Your objective:
Exactly repeat all the records below, omitting the images they hold.

*** Data records ***

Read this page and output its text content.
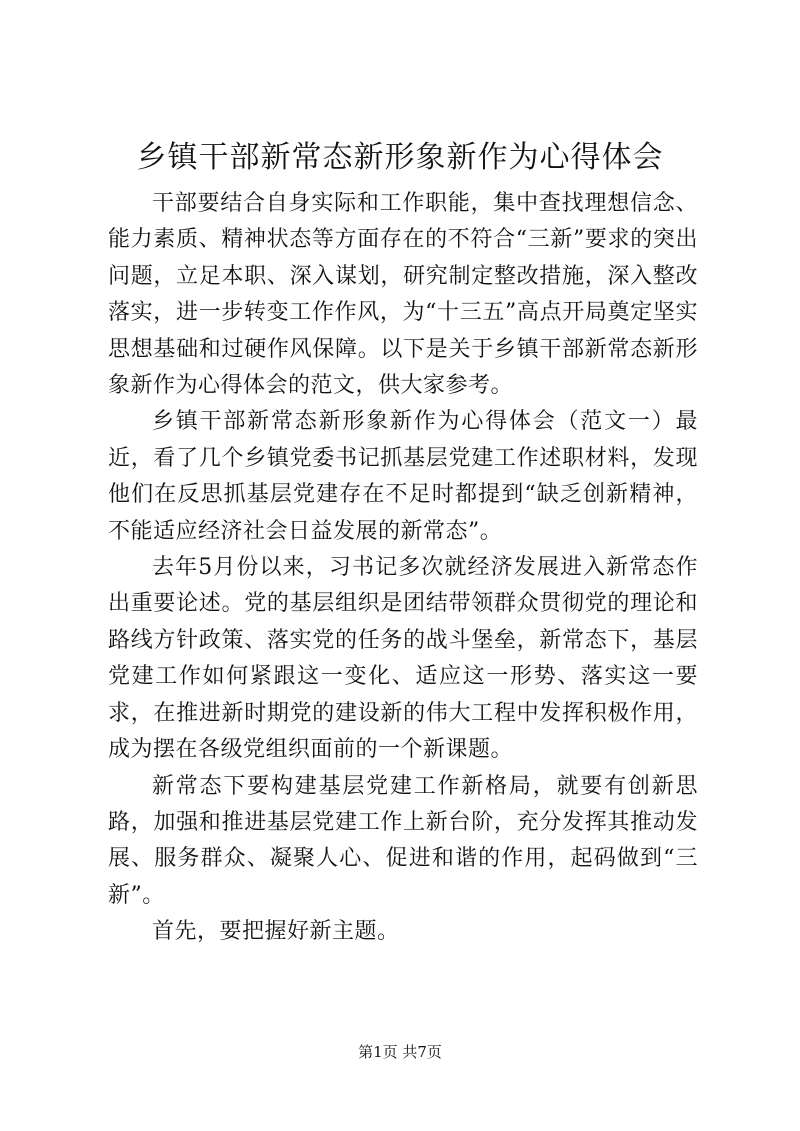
乡镇干部新常态新形象新作为心得体会

干部要结合自身实际和工作职能，集中查找理想信念、能力素质、精神状态等方面存在的不符合“三新”要求的突出问题，立足本职、深入谋划，研究制定整改措施，深入整改落实，进一步转变工作作风，为“十三五”高点开局奠定坚实思想基础和过硬作风保障。以下是关于乡镇干部新常态新形象新作为心得体会的范文，供大家参考。

乡镇干部新常态新形象新作为心得体会（范文一）最近，看了几个乡镇党委书记抓基层党建工作述职材料，发现他们在反思抓基层党建存在不足时都提到“缺乏创新精神，不能适应经济社会日益发展的新常态”。

去年5月份以来，习书记多次就经济发展进入新常态作出重要论述。党的基层组织是团结带领群众贯彻党的理论和路线方针政策、落实党的任务的战斗堡垒，新常态下，基层党建工作如何紧跟这一变化、适应这一形势、落实这一要求，在推进新时期党的建设新的伟大工程中发挥积极作用，成为摆在各级党组织面前的一个新课题。

新常态下要构建基层党建工作新格局，就要有创新思路，加强和推进基层党建工作上新台阶，充分发挥其推动发展、服务群众、凝聚人心、促进和谐的作用，起码做到“三新”。

首先，要把握好新主题。

第1页 共7页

***

Answer to this task:
Read this page and output its text content.
乡镇干部新常态新形象新作为心得体会

干部要结合自身实际和工作职能，集中查找理想信念、能力素质、精神状态等方面存在的不符合“三新”要求的突出问题，立足本职、深入谋划，研究制定整改措施，深入整改落实，进一步转变工作作风，为“十三五”高点开局奠定坚实思想基础和过硬作风保障。以下是关于乡镇干部新常态新形象新作为心得体会的范文，供大家参考。

乡镇干部新常态新形象新作为心得体会（范文一）最近，看了几个乡镇党委书记抓基层党建工作述职材料，发现他们在反思抓基层党建存在不足时都提到“缺乏创新精神，不能适应经济社会日益发展的新常态”。

去年5月份以来，习书记多次就经济发展进入新常态作出重要论述。党的基层组织是团结带领群众贯彻党的理论和路线方针政策、落实党的任务的战斗堡垒，新常态下，基层党建工作如何紧跟这一变化、适应这一形势、落实这一要求，在推进新时期党的建设新的伟大工程中发挥积极作用，成为摆在各级党组织面前的一个新课题。

新常态下要构建基层党建工作新格局，就要有创新思路，加强和推进基层党建工作上新台阶，充分发挥其推动发展、服务群众、凝聚人心、促进和谐的作用，起码做到“三新”。

首先，要把握好新主题。

第1页 共7页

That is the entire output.